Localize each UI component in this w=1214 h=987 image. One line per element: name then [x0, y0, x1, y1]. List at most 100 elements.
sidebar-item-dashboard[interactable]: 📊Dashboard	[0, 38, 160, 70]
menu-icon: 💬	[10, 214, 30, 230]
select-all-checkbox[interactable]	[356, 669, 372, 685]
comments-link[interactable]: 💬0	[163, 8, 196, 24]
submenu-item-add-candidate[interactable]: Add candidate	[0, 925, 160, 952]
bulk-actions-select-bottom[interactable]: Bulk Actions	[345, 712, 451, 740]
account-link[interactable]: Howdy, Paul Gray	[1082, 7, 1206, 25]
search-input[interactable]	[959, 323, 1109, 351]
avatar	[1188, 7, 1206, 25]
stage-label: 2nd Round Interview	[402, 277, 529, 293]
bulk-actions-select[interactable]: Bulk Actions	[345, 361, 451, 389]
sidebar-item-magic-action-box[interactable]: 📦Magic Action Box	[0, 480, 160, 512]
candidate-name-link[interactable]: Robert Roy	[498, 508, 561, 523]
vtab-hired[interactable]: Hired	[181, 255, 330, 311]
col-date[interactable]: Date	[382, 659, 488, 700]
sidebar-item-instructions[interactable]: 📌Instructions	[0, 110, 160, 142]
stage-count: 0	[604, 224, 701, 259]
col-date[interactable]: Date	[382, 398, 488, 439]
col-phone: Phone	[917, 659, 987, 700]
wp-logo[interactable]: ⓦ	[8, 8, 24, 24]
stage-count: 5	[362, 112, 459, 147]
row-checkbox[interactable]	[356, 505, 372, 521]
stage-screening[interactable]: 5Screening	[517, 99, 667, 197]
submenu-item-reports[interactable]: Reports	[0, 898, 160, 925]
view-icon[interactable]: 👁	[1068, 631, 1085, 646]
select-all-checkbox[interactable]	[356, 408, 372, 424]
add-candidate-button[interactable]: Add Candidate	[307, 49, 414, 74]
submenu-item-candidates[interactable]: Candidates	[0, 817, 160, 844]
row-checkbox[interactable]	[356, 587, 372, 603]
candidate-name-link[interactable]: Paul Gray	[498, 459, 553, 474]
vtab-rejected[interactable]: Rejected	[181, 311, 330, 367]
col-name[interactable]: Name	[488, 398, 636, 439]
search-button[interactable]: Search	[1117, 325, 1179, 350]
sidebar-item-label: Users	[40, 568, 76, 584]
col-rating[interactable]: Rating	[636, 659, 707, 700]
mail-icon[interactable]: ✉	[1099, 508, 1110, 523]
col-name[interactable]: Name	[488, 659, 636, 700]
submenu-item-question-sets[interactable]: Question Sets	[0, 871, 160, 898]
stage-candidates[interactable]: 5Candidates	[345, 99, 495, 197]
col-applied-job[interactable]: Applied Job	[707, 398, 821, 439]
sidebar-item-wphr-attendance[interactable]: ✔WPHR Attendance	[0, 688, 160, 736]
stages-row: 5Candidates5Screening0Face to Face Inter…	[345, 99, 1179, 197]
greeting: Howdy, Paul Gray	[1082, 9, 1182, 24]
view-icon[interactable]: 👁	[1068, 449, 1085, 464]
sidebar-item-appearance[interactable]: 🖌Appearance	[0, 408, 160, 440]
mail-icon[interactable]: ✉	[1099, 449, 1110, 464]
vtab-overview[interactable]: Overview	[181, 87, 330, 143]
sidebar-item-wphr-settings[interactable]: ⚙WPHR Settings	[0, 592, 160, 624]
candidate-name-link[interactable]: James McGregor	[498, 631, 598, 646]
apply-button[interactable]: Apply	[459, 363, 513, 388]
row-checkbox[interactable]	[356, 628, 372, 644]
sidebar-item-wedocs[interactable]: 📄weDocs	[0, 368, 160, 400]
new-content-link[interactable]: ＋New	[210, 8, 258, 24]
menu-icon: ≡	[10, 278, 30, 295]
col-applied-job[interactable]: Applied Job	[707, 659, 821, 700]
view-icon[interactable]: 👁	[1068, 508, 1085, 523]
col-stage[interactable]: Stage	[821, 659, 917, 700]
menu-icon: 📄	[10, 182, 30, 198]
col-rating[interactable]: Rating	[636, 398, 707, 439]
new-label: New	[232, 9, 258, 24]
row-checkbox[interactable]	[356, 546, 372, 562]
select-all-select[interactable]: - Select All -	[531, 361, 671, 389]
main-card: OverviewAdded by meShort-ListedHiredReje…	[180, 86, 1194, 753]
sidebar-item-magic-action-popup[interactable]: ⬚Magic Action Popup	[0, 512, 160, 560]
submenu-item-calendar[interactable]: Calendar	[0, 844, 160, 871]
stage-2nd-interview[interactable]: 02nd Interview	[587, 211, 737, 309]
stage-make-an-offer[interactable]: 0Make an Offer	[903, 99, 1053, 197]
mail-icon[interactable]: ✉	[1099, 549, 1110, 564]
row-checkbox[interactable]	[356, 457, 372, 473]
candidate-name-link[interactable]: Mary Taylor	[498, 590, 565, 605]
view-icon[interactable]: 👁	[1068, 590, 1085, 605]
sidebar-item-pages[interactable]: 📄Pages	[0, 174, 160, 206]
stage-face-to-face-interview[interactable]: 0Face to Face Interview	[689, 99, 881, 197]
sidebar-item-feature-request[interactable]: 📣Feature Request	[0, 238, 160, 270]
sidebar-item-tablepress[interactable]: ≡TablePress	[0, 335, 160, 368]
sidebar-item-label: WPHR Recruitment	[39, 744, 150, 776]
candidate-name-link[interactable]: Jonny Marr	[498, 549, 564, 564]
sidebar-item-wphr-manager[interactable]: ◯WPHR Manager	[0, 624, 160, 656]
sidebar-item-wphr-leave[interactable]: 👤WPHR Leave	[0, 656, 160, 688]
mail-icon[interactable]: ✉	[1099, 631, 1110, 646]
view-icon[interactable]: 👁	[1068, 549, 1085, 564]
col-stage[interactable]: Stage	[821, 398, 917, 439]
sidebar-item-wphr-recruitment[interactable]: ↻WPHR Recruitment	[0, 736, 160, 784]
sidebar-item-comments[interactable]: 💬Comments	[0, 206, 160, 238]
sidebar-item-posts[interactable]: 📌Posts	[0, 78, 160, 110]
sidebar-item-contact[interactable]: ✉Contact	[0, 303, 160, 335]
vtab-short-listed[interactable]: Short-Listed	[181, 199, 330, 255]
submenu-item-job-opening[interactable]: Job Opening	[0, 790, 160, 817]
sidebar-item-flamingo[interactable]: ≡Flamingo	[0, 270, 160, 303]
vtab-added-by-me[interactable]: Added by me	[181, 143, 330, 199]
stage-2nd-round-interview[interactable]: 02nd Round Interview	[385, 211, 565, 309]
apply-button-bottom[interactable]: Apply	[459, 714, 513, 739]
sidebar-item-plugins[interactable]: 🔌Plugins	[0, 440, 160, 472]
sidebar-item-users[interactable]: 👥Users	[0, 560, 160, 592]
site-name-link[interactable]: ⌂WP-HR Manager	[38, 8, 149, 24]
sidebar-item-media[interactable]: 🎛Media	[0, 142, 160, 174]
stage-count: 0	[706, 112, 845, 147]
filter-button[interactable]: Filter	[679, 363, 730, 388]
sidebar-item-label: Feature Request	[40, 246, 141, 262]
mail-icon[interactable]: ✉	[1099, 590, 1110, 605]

:: OBJECTIVE ::
Copy out the items from the very start through the line that contains "stage-label: 2nd Round", keeping both ends.

:: SOLUTION TO THIS EXERCISE ::
Localize each UI component in this w=1214 h=987 image. One line per element: name then [x0, y0, x1, y1]. List at most 100 elements.
sidebar-item-dashboard[interactable]: 📊Dashboard	[0, 38, 160, 70]
menu-icon: 💬	[10, 214, 30, 230]
select-all-checkbox[interactable]	[356, 669, 372, 685]
comments-link[interactable]: 💬0	[163, 8, 196, 24]
submenu-item-add-candidate[interactable]: Add candidate	[0, 925, 160, 952]
bulk-actions-select-bottom[interactable]: Bulk Actions	[345, 712, 451, 740]
account-link[interactable]: Howdy, Paul Gray	[1082, 7, 1206, 25]
search-input[interactable]	[959, 323, 1109, 351]
avatar	[1188, 7, 1206, 25]
stage-label: 2nd Round Interview	[402, 277, 529, 293]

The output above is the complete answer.